Saved entries

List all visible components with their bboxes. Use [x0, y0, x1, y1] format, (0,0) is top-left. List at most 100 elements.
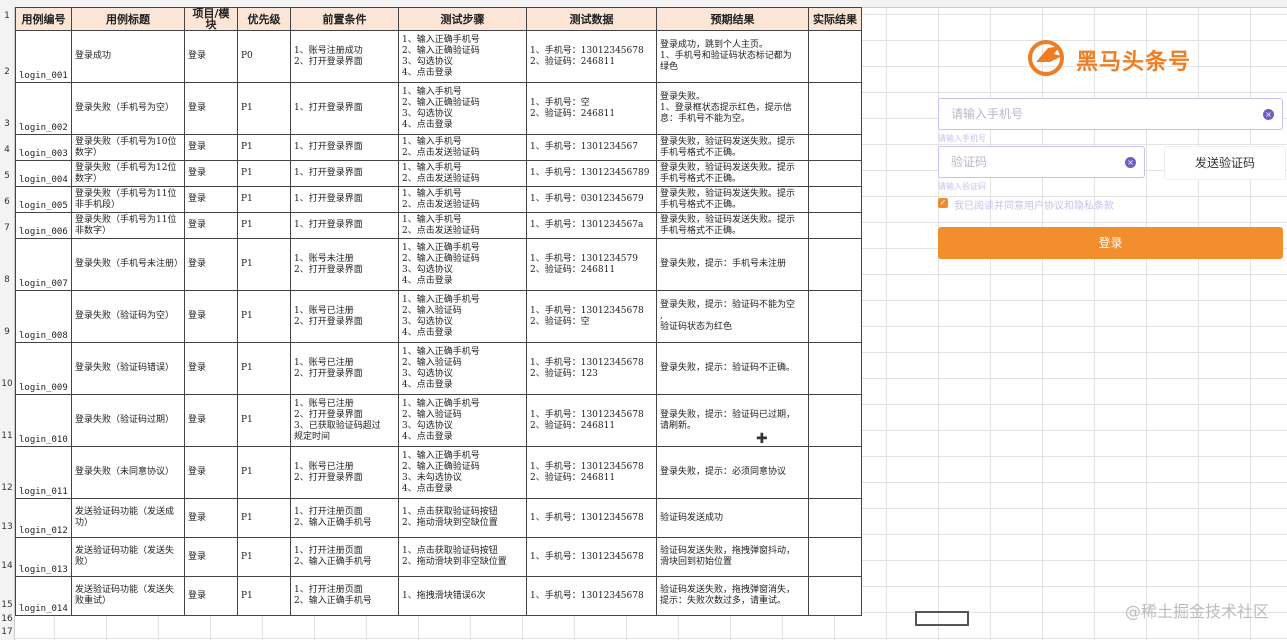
cell-expected[interactable]: 登录失败，验证码发送失败。提示 手机号格式不正确。 — [656, 160, 809, 187]
cell-title[interactable]: 登录失败（手机号为12位数字） — [71, 160, 185, 187]
cell-title[interactable]: 登录成功 — [71, 30, 185, 83]
cell-id[interactable]: login_011 — [15, 446, 72, 499]
cell-pre[interactable]: 1、账号未注册 2、打开登录界面 — [290, 238, 399, 291]
cell-actual[interactable] — [808, 212, 862, 239]
cell-pre[interactable]: 1、打开注册页面 2、输入正确手机号 — [290, 576, 399, 616]
cell-data[interactable]: 1、手机号：13012345678 2、验证码：246811 — [526, 30, 657, 83]
cell-priority[interactable]: P1 — [237, 82, 291, 135]
cell-expected[interactable]: 验证码发送成功 — [656, 498, 809, 538]
cell-actual[interactable] — [808, 342, 862, 395]
cell-steps[interactable]: 1、输入手机号 2、点击发送验证码 — [398, 134, 527, 161]
row-number[interactable]: 15 — [0, 600, 14, 610]
cell-pre[interactable]: 1、账号已注册 2、打开登录界面 — [290, 342, 399, 395]
cell-title[interactable]: 发送验证码功能（发送成功） — [71, 498, 185, 538]
row-number[interactable]: 13 — [0, 522, 14, 532]
row-number[interactable]: 7 — [0, 223, 14, 233]
cell-expected[interactable]: 登录失败，提示：验证码不正确。 — [656, 342, 809, 395]
cell-expected[interactable]: 登录成功，跳到个人主页。 1、手机号和验证码状态标记都为 绿色 — [656, 30, 809, 83]
cell-expected[interactable]: 登录失败，验证码发送失败。提示 手机号格式不正确。 — [656, 186, 809, 213]
cell-data[interactable]: 1、手机号：1301234567a — [526, 212, 657, 239]
cell-pre[interactable]: 1、账号已注册 2、打开登录界面 3、已获取验证码超过 规定时间 — [290, 394, 399, 447]
cell-title[interactable]: 登录失败（未同意协议） — [71, 446, 185, 499]
cell-id[interactable]: login_005 — [15, 186, 72, 213]
cell-pre[interactable]: 1、打开登录界面 — [290, 186, 399, 213]
cell-id[interactable]: login_010 — [15, 394, 72, 447]
cell-module[interactable]: 登录 — [184, 134, 238, 161]
row-number[interactable]: 10 — [0, 379, 14, 389]
row-number[interactable]: 5 — [0, 171, 14, 181]
cell-steps[interactable]: 1、输入正确手机号 2、输入正确验证码 3、勾选协议 4、点击登录 — [398, 30, 527, 83]
cell-id[interactable]: login_008 — [15, 290, 72, 343]
cell-priority[interactable]: P1 — [237, 160, 291, 187]
cell-steps[interactable]: 1、输入手机号 2、输入正确验证码 3、勾选协议 4、点击登录 — [398, 82, 527, 135]
cell-title[interactable]: 登录失败（验证码过期） — [71, 394, 185, 447]
cell-module[interactable]: 登录 — [184, 498, 238, 538]
cell-steps[interactable]: 1、点击获取验证码按钮 2、拖动滑块到空缺位置 — [398, 498, 527, 538]
cell-module[interactable]: 登录 — [184, 290, 238, 343]
cell-steps[interactable]: 1、拖拽滑块错误6次 — [398, 576, 527, 616]
cell-title[interactable]: 登录失败（手机号为空） — [71, 82, 185, 135]
cell-data[interactable]: 1、手机号：13012345678 — [526, 537, 657, 577]
cell-actual[interactable] — [808, 160, 862, 187]
phone-input[interactable]: 请输入手机号 × — [938, 98, 1283, 130]
cell-id[interactable]: login_003 — [15, 134, 72, 161]
cell-expected[interactable]: 验证码发送失败，拖拽弹窗消失， 提示：失败次数过多，请重试。 — [656, 576, 809, 616]
cell-module[interactable]: 登录 — [184, 238, 238, 291]
code-input[interactable]: 验证码 × — [938, 146, 1145, 178]
cell-id[interactable]: login_006 — [15, 212, 72, 239]
cell-title[interactable]: 发送验证码功能（发送失败） — [71, 537, 185, 577]
cell-expected[interactable]: 登录失败，验证码发送失败。提示 手机号格式不正确。 — [656, 134, 809, 161]
cell-data[interactable]: 1、手机号：03012345679 — [526, 186, 657, 213]
cell-data[interactable]: 1、手机号：13012345678 — [526, 576, 657, 616]
cell-module[interactable]: 登录 — [184, 446, 238, 499]
cell-priority[interactable]: P1 — [237, 342, 291, 395]
cell-pre[interactable]: 1、账号注册成功 2、打开登录界面 — [290, 30, 399, 83]
cell-pre[interactable]: 1、账号已注册 2、打开登录界面 — [290, 446, 399, 499]
cell-actual[interactable] — [808, 186, 862, 213]
cell-data[interactable]: 1、手机号：13012345678 — [526, 498, 657, 538]
cell-module[interactable]: 登录 — [184, 212, 238, 239]
cell-title[interactable]: 登录失败（验证码为空） — [71, 290, 185, 343]
cell-priority[interactable]: P1 — [237, 134, 291, 161]
cell-data[interactable]: 1、手机号：13012345678 2、验证码：246811 — [526, 394, 657, 447]
cell-steps[interactable]: 1、输入手机号 2、点击发送验证码 — [398, 212, 527, 239]
cell-steps[interactable]: 1、输入正确手机号 2、输入正确验证码 3、未勾选协议 4、点击登录 — [398, 446, 527, 499]
cell-priority[interactable]: P1 — [237, 537, 291, 577]
cell-data[interactable]: 1、手机号：空 2、验证码：246811 — [526, 82, 657, 135]
cell-actual[interactable] — [808, 394, 862, 447]
cell-id[interactable]: login_009 — [15, 342, 72, 395]
cell-title[interactable]: 登录失败（手机号为11位非数字） — [71, 212, 185, 239]
cell-actual[interactable] — [808, 290, 862, 343]
cell-module[interactable]: 登录 — [184, 82, 238, 135]
cell-data[interactable]: 1、手机号：1301234567 — [526, 134, 657, 161]
cell-expected[interactable]: 登录失败，提示：验证码不能为空, 验证码状态为红色 — [656, 290, 809, 343]
cell-title[interactable]: 登录失败（手机号为10位数字） — [71, 134, 185, 161]
row-number[interactable]: 14 — [0, 561, 14, 571]
cell-module[interactable]: 登录 — [184, 576, 238, 616]
selected-cell[interactable] — [915, 611, 969, 626]
cell-module[interactable]: 登录 — [184, 342, 238, 395]
clear-code-icon[interactable]: × — [1125, 157, 1136, 168]
cell-priority[interactable]: P1 — [237, 446, 291, 499]
cell-title[interactable]: 登录失败（验证码错误） — [71, 342, 185, 395]
cell-id[interactable]: login_001 — [15, 30, 72, 83]
cell-expected[interactable]: 登录失败。 1、登录框状态提示红色，提示信 息：手机号不能为空。 — [656, 82, 809, 135]
clear-phone-icon[interactable]: × — [1263, 109, 1274, 120]
cell-title[interactable]: 登录失败（手机号为11位非手机段） — [71, 186, 185, 213]
cell-steps[interactable]: 1、输入正确手机号 2、输入验证码 3、勾选协议 4、点击登录 — [398, 342, 527, 395]
cell-id[interactable]: login_013 — [15, 537, 72, 577]
row-number[interactable]: 2 — [0, 67, 14, 77]
send-code-button[interactable]: 发送验证码 — [1164, 146, 1286, 180]
cell-id[interactable]: login_004 — [15, 160, 72, 187]
cell-actual[interactable] — [808, 537, 862, 577]
row-number[interactable]: 1 — [0, 11, 14, 21]
cell-priority[interactable]: P1 — [237, 498, 291, 538]
cell-expected[interactable]: 登录失败，提示：必须同意协议 — [656, 446, 809, 499]
cell-steps[interactable]: 1、输入正确手机号 2、输入验证码 3、勾选协议 4、点击登录 — [398, 290, 527, 343]
row-number[interactable]: 12 — [0, 483, 14, 493]
cell-expected[interactable]: 登录失败，验证码发送失败。提示 手机号格式不正确。 — [656, 212, 809, 239]
row-number[interactable]: 3 — [0, 119, 14, 129]
cell-pre[interactable]: 1、打开注册页面 2、输入正确手机号 — [290, 537, 399, 577]
cell-priority[interactable]: P1 — [237, 576, 291, 616]
cell-priority[interactable]: P0 — [237, 30, 291, 83]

-- SET EXERCISE --
Copy out the lines above word for word, beginning with the line containing "160, 809, 187]" and continuing through the line containing "cell-actual[interactable] — [808, 212, 862, 239]".

-- FINISHED EXERCISE --
cell-expected[interactable]: 登录失败，验证码发送失败。提示 手机号格式不正确。 — [656, 160, 809, 187]
cell-title[interactable]: 登录失败（手机号为12位数字） — [71, 160, 185, 187]
cell-title[interactable]: 登录成功 — [71, 30, 185, 83]
cell-id[interactable]: login_011 — [15, 446, 72, 499]
cell-pre[interactable]: 1、账号未注册 2、打开登录界面 — [290, 238, 399, 291]
cell-actual[interactable] — [808, 212, 862, 239]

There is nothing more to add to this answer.